- **Sorun**
Aşağıdaki sayfa metninden "Gelelim bizleri daha" sözcükleriyle başlayıp "çekişmesi yattığı belli." sözcükleriyle biten kısmı olduğu gibi alıntılayın.

Cumartesi günü Fransız Yeşiller partisini Avrupa Ekoloji hareketiyle ile birleştiren Lyon Kurucu Kurultayı

Cumartesi günü Fransız Yeşiller partisini Avrupa Ekoloji hareketiyle ile birleştiren Lyon Kurucu Kurultayı, yeni Fillon hükümetinin Pazar günü açıklamasıyla gündemde ikinci plana itildi. Devletin başına geldiği 2007’den beri en düşük güvenilirlik oranına düşen Sarkozy, bakanlar kurulu değişikliğini erken ilan ederek halkı sürprizle sevindirmek istedi zahir. Ama heyhat ! Popülerlik yarışında kazanan bir kez daha Başbakan François Fillon oldu. Sarkozy halkın kendinden daha çok desteklediği Fillon’u devre dışı bırakmak için uğraştıkça, Fillon’un kamuoyu araştırmalarında yeri perçinlendi. Parti kurmaylarından tam destek alarak yeniden Başbakan’lığa atanmasını ince bir siyasi oyunla becerdi. Değişen hükümette ise kayda değer en önemli değişiklik, sola ve merkezcilere açılımın son bulması. Yeni kabinede sadece iktidar partisi UMP’nin çeşitli fraksiyonlarından temsilciler yer alıyor.

Gelelim bizleri daha çok ilgilendiren Yeşillerle Avrupa Ekolojinin birleşmesine… Lyon kentinde biraraya gelen iki siyasi oluşum, uzun zamandır beklenen sonun, yani birleşmenin, ilk büyük adımını teşkil ediyor. İki partinin amacı, siyasi ekolojide yepyeni bir sayfa açmak. Gündemlerindeki ilk kalem ise, 2012 Cumhurbaşkanlığı seçimi kampanyasını hazırlamak. Sarkozy karşıtlarını bünyesinde birleştirmeyi de amaçlayan yeni oluşumun adı “Avrupa Ekoloji-Yeşiller” oldu. Bizce biraz talihsiz ve fazlasıyla didaktik bir isim olsa da, bu seçimin ardında iki parti arasında ciddi bir iktidar çekişmesi yattığı belli.

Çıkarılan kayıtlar
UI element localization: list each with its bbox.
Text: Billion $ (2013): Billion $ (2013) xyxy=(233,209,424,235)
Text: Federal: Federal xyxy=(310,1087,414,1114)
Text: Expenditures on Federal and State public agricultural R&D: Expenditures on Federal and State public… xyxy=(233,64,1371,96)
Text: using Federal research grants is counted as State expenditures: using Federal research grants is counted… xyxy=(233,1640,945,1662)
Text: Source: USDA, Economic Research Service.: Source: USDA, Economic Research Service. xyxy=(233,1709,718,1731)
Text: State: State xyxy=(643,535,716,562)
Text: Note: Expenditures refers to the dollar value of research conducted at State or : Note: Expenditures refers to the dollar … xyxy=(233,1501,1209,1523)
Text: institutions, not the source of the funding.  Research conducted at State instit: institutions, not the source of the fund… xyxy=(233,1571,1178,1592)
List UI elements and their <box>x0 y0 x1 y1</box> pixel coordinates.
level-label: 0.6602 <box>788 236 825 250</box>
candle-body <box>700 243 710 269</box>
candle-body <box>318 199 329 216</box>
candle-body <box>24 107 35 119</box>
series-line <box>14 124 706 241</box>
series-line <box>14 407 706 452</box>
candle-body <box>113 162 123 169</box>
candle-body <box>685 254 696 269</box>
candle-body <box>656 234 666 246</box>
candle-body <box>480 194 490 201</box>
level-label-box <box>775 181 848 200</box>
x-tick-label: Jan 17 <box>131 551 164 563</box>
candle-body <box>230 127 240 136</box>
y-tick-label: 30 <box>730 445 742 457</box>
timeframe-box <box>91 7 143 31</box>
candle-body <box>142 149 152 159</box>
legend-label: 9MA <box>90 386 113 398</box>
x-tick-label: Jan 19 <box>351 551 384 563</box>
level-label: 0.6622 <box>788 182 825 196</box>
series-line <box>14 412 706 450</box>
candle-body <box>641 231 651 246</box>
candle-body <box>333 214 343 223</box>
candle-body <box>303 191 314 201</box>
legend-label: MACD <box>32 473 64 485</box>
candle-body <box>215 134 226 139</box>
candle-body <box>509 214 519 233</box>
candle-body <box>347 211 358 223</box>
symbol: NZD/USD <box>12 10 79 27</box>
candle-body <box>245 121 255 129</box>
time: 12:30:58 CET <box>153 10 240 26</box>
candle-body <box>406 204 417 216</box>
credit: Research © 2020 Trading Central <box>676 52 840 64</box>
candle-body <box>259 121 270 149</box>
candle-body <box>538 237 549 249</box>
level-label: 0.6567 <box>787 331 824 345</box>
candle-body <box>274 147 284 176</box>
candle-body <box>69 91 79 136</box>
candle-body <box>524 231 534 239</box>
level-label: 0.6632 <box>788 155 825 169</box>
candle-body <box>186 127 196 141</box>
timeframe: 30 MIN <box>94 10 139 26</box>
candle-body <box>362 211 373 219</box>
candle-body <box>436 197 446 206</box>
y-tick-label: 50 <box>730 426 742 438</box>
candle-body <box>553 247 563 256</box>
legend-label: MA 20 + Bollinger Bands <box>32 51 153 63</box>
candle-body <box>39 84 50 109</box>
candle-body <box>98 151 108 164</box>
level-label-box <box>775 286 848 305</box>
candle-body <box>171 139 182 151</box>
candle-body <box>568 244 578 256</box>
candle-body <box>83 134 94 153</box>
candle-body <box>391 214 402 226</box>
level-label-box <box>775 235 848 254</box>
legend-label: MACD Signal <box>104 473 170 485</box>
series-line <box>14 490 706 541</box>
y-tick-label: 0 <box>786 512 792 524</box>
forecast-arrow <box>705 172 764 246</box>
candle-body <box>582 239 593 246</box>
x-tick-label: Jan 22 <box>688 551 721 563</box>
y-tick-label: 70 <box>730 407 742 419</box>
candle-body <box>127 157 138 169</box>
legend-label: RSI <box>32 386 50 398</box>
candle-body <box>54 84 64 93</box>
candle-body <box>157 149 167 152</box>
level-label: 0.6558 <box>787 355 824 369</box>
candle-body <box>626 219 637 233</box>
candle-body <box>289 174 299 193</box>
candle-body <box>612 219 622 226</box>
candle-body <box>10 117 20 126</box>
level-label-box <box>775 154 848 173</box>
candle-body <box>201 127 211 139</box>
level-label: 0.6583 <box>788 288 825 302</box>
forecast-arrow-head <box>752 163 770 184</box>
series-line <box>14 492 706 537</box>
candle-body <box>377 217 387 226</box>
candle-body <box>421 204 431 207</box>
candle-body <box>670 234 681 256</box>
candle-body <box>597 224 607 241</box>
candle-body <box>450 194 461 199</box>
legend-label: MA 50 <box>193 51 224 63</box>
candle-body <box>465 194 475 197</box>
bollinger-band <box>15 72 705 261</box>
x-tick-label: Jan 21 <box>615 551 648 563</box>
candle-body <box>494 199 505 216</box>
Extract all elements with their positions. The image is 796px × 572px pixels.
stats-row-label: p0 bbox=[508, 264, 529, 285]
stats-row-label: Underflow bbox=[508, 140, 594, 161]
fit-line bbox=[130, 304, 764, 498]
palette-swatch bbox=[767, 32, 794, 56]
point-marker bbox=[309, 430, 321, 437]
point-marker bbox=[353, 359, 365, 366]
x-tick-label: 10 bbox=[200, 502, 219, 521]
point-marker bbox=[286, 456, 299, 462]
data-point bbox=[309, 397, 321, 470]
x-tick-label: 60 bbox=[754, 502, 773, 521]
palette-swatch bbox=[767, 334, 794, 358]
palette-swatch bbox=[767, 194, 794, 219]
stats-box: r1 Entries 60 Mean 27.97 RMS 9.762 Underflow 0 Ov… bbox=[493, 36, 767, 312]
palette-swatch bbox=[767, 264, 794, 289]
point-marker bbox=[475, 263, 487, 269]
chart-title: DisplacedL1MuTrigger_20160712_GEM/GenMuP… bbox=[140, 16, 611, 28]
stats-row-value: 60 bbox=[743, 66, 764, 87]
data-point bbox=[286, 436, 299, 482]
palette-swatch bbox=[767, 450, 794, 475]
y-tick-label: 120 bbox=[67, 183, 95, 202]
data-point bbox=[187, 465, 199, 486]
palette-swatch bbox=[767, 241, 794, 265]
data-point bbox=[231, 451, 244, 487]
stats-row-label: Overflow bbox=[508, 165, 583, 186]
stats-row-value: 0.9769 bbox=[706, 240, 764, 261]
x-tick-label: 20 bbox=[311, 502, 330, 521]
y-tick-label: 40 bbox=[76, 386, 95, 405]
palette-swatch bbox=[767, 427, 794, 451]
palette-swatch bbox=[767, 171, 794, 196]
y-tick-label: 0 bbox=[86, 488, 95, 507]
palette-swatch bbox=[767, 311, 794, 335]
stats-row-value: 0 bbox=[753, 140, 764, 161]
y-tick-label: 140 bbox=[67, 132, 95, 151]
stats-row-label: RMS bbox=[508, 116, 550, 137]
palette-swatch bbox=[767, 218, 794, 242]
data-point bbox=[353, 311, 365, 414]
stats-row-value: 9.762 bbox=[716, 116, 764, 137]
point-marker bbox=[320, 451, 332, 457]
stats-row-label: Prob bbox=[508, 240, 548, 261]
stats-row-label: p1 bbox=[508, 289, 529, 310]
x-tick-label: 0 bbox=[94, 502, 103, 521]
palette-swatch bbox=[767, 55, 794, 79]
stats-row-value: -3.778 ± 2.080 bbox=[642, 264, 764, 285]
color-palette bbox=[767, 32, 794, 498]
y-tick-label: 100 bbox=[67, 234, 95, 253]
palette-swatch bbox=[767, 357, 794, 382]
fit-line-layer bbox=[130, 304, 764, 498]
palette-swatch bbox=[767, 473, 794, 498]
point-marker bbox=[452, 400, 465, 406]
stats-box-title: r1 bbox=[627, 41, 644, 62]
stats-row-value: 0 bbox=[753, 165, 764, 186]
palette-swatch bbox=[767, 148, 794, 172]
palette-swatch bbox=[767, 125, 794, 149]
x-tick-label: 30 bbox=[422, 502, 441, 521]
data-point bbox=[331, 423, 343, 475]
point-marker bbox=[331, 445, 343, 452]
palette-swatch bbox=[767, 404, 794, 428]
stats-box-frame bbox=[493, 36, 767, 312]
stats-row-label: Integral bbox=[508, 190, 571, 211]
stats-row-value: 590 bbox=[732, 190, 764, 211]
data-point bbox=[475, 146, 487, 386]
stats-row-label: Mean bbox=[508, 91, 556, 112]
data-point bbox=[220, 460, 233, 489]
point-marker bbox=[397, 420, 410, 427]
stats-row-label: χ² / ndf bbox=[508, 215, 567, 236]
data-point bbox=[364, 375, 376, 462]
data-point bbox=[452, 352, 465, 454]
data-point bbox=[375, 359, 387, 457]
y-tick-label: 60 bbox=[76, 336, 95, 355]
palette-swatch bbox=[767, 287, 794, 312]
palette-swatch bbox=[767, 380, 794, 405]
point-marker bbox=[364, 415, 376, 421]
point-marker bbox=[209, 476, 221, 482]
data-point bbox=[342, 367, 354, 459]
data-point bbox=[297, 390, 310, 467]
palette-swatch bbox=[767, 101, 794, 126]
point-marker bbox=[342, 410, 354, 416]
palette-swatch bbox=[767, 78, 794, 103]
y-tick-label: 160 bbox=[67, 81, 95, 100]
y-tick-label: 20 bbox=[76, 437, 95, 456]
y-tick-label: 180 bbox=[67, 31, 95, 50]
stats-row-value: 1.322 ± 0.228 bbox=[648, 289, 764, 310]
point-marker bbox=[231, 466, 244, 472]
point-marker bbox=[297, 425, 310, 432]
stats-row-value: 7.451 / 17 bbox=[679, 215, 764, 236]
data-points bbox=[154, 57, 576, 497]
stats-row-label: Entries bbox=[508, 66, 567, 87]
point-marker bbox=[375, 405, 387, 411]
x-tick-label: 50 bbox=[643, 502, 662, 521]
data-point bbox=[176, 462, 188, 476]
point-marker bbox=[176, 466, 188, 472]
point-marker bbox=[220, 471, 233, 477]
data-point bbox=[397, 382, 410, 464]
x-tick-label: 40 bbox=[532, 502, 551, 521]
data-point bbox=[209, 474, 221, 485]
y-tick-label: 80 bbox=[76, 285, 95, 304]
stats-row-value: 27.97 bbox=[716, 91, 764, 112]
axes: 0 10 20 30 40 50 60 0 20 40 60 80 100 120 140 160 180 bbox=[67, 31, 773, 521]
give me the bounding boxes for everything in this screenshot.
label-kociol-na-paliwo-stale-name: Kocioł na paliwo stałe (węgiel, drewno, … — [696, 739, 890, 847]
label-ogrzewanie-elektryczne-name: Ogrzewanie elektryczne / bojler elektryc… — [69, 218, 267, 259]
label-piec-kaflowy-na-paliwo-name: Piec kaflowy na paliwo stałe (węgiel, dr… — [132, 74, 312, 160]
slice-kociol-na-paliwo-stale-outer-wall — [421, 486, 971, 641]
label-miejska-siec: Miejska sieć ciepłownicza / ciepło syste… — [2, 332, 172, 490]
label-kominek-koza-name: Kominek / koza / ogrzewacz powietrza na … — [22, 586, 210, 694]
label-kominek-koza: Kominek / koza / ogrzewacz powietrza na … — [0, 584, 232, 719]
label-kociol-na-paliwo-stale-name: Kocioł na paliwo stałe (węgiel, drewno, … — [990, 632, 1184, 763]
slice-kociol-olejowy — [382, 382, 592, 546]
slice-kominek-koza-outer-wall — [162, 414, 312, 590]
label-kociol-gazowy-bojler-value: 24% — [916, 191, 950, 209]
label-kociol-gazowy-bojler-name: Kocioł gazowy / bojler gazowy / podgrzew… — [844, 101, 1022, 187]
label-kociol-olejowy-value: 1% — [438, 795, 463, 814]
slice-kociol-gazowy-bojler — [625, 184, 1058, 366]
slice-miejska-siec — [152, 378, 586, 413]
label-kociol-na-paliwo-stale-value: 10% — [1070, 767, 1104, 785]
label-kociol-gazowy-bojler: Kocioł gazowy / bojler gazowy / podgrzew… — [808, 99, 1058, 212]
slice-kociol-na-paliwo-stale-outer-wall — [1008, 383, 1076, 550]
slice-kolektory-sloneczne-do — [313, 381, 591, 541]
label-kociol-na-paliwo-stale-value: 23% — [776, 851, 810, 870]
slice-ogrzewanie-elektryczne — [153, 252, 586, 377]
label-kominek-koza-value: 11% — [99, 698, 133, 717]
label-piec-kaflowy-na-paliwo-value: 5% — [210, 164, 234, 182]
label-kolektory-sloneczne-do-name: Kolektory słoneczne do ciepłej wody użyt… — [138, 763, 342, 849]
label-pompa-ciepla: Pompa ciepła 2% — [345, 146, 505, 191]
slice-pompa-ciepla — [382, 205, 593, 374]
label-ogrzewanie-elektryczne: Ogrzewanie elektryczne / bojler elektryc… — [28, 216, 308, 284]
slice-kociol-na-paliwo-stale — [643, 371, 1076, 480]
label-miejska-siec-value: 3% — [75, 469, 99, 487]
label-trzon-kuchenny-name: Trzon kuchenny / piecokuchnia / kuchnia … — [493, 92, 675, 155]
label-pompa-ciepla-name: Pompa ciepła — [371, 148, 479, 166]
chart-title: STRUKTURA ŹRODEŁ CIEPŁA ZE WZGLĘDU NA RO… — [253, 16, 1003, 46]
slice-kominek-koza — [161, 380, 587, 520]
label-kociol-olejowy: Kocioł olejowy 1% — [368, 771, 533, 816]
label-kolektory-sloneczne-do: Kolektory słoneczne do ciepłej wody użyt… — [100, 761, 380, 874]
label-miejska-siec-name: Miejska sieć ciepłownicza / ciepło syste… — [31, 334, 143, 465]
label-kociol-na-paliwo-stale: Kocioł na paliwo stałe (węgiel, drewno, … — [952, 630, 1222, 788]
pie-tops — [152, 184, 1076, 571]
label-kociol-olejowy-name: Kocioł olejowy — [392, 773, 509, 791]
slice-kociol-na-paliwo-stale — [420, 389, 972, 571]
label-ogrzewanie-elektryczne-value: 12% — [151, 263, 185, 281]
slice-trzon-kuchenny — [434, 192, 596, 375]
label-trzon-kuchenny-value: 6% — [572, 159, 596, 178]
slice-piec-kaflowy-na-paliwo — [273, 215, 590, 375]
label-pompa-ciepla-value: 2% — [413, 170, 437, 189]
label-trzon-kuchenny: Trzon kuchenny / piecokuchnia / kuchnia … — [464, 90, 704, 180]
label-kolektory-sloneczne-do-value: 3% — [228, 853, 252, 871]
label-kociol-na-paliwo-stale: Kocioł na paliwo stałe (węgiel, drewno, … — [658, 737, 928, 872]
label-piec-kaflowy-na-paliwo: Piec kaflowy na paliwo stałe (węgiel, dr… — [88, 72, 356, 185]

- **Yazılı yanıt**
Gelelim bizleri daha çok ilgilendiren Yeşillerle Avrupa Ekolojinin birleşmesine… Lyon kentinde biraraya gelen iki siyasi oluşum, uzun zamandır beklenen sonun, yani birleşmenin, ilk büyük adımını teşkil ediyor. İki partinin amacı, siyasi ekolojide yepyeni bir sayfa açmak. Gündemlerindeki ilk kalem ise, 2012 Cumhurbaşkanlığı seçimi kampanyasını hazırlamak. Sarkozy karşıtlarını bünyesinde birleştirmeyi de amaçlayan yeni oluşumun adı “Avrupa Ekoloji-Yeşiller” oldu. Bizce biraz talihsiz ve fazlasıyla didaktik bir isim olsa da, bu seçimin ardında iki parti arasında ciddi bir iktidar çekişmesi yattığı belli.